■ The problem
Extract, from the records beneath this instruction, each line that contains the word "heeft".

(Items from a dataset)
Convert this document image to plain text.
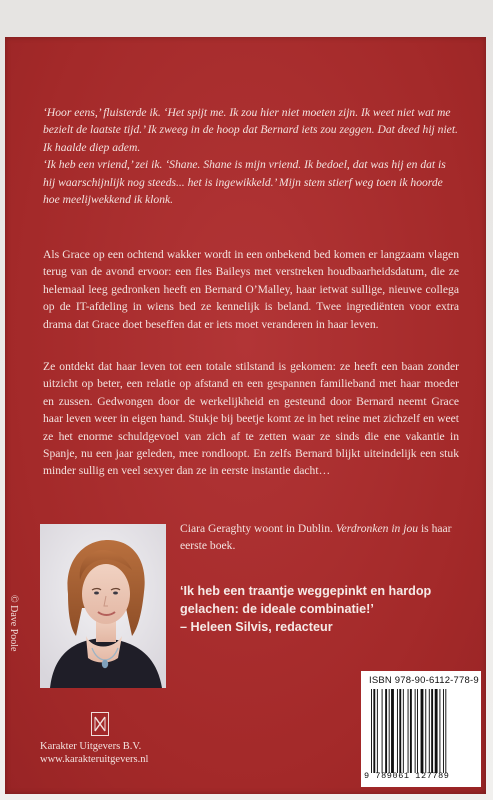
‘Hoor eens,’ fluisterde ik. ‘Het spijt me. Ik zou hier niet moeten zijn. Ik weet niet wat me bezielt de laatste tijd.’ Ik zweeg in de hoop dat Bernard iets zou zeggen. Dat deed hij niet. Ik haalde diep adem.

‘Ik heb een vriend,’ zei ik. ‘Shane. Shane is mijn vriend. Ik bedoel, dat was hij en dat is hij waarschijnlijk nog steeds... het is ingewikkeld.’ Mijn stem stierf weg toen ik hoorde hoe meelijwekkend ik klonk.

Als Grace op een ochtend wakker wordt in een onbekend bed komen er langzaam vlagen terug van de avond ervoor: een fles Baileys met verstreken houdbaarheidsdatum, die ze helemaal leeg gedronken heeft en Bernard O’Malley, haar ietwat sullige, nieuwe collega op de IT-afdeling in wiens bed ze kennelijk is beland. Twee ingrediënten voor extra drama dat Grace doet beseffen dat er iets moet veranderen in haar leven.

Ze ontdekt dat haar leven tot een totale stilstand is gekomen: ze heeft een baan zonder uitzicht op beter, een relatie op afstand en een gespannen familieband met haar moeder en zussen. Gedwongen door de werkelijkheid en gesteund door Bernard neemt Grace haar leven weer in eigen hand. Stukje bij beetje komt ze in het reine met zichzelf en weet ze het enorme schuldgevoel van zich af te zetten waar ze sinds die ene vakantie in Spanje, nu een jaar geleden, mee rondloopt. En zelfs Bernard blijkt uiteindelijk een stuk minder sullig en veel sexyer dan ze in eerste instantie dacht…

© Dave Poole
Ciara Geraghty woont in Dublin. Verdronken in jou is haar eerste boek.
‘Ik heb een traantje weggepinkt en hardop gelachen: de ideale combinatie!’
– Heleen Silvis, redacteur
Karakter Uitgevers B.V.
www.karakteruitgevers.nl
ISBN 978-90-6112-778-9
9 789061 127789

■ Written solution
Als Grace op een ochtend wakker wordt in een onbekend bed komen er langzaam vlagen terug van de avond ervoor: een fles Baileys met verstreken houdbaarheidsdatum, die ze helemaal leeg gedronken heeft en Bernard O’Malley, haar ietwat sullige, nieuwe collega op de IT-afdeling in wiens bed ze kennelijk is beland. Twee ingrediënten voor extra drama dat Grace doet beseffen dat er iets moet veranderen in haar leven.
Ze ontdekt dat haar leven tot een totale stilstand is gekomen: ze heeft een baan zonder uitzicht op beter, een relatie op afstand en een gespannen familieband met haar moeder en zussen. Gedwongen door de werkelijkheid en gesteund door Bernard neemt Grace haar leven weer in eigen hand. Stukje bij beetje komt ze in het reine met zichzelf en weet ze het enorme schuldgevoel van zich af te zetten waar ze sinds die ene vakantie in Spanje, nu een jaar geleden, mee rondloopt. En zelfs Bernard blijkt uiteindelijk een stuk minder sullig en veel sexyer dan ze in eerste instantie dacht…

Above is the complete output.